# [WHAT THIS TASK INVOLVES]
Retype the complete listing exactly as it appears.

# [EXTRACTED MATERIAL]
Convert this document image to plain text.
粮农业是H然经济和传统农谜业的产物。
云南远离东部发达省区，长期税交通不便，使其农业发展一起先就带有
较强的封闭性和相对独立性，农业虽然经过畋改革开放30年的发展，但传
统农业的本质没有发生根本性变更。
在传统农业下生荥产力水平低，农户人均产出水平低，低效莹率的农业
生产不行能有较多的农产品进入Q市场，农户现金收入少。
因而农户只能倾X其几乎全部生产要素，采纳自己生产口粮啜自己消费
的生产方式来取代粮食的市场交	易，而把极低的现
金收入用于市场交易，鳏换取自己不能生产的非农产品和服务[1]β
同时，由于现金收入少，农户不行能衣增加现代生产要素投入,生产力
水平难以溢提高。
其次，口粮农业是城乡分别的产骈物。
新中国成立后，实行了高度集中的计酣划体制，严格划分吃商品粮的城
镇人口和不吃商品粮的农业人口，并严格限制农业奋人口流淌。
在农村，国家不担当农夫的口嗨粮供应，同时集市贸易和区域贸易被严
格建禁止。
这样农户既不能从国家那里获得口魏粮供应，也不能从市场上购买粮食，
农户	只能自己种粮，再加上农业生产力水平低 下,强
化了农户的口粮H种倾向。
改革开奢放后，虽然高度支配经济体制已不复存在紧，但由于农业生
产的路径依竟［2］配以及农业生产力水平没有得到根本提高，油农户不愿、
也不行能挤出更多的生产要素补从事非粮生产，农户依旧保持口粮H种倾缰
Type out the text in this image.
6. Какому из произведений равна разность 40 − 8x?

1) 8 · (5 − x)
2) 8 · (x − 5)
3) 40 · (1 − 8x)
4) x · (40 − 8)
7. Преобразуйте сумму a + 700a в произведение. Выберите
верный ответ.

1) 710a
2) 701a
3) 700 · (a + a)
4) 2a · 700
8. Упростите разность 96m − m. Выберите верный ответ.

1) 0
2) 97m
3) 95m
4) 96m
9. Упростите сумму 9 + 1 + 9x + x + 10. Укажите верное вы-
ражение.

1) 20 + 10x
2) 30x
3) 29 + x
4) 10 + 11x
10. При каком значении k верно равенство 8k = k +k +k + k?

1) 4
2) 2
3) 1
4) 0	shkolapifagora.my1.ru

# [EXERCISE RESPONSE]
Convert this document image to plain text.
粮农业是H然经济和传统农谜业的产物。
云南远离东部发达省区，长期税交通不便，使其农业发展一起先就带有
较强的封闭性和相对独立性，农业虽然经过畋改革开放30年的发展，但传
统农业的本质没有发生根本性变更。
在传统农业下生荥产力水平低，农户人均产出水平低，低效莹率的农业
生产不行能有较多的农产品进入Q市场，农户现金收入少。
因而农户只能倾X其几乎全部生产要素，采纳自己生产口粮啜自己消费
的生产方式来取代粮食的市场交	易，而把极低的现
金收入用于市场交易，鳏换取自己不能生产的非农产品和服务[1]β
同时，由于现金收入少，农户不行能衣增加现代生产要素投入,生产力
水平难以溢提高。
其次，口粮农业是城乡分别的产骈物。
新中国成立后，实行了高度集中的计酣划体制，严格划分吃商品粮的城
镇人口和不吃商品粮的农业人口，并严格限制农业奋人口流淌。
在农村，国家不担当农夫的口嗨粮供应，同时集市贸易和区域贸易被严
格建禁止。
这样农户既不能从国家那里获得口魏粮供应，也不能从市场上购买粮食，
农户	只能自己种粮，再加上农业生产力水平低 下,强
化了农户的口粮H种倾向。
改革开奢放后，虽然高度支配经济体制已不复存在紧，但由于农业生
产的路径依竟［2］配以及农业生产力水平没有得到根本提高，油农户不愿、
也不行能挤出更多的生产要素补从事非粮生产，农户依旧保持口粮H种倾缰
Type out the text in this image.
6. Какому из произведений равна разность 40 − 8x?

1) 8 · (5 − x)
2) 8 · (x − 5)
3) 40 · (1 − 8x)
4) x · (40 − 8)
7. Преобразуйте сумму a + 700a в произведение. Выберите
верный ответ.

1) 710a
2) 701a
3) 700 · (a + a)
4) 2a · 700
8. Упростите разность 96m − m. Выберите верный ответ.

1) 0
2) 97m
3) 95m
4) 96m
9. Упростите сумму 9 + 1 + 9x + x + 10. Укажите верное вы-
ражение.

1) 20 + 10x
2) 30x
3) 29 + x
4) 10 + 11x
10. При каком значении k верно равенство 8k = k +k +k + k?

1) 4
2) 2
3) 1
4) 0	shkolapifagora.my1.ru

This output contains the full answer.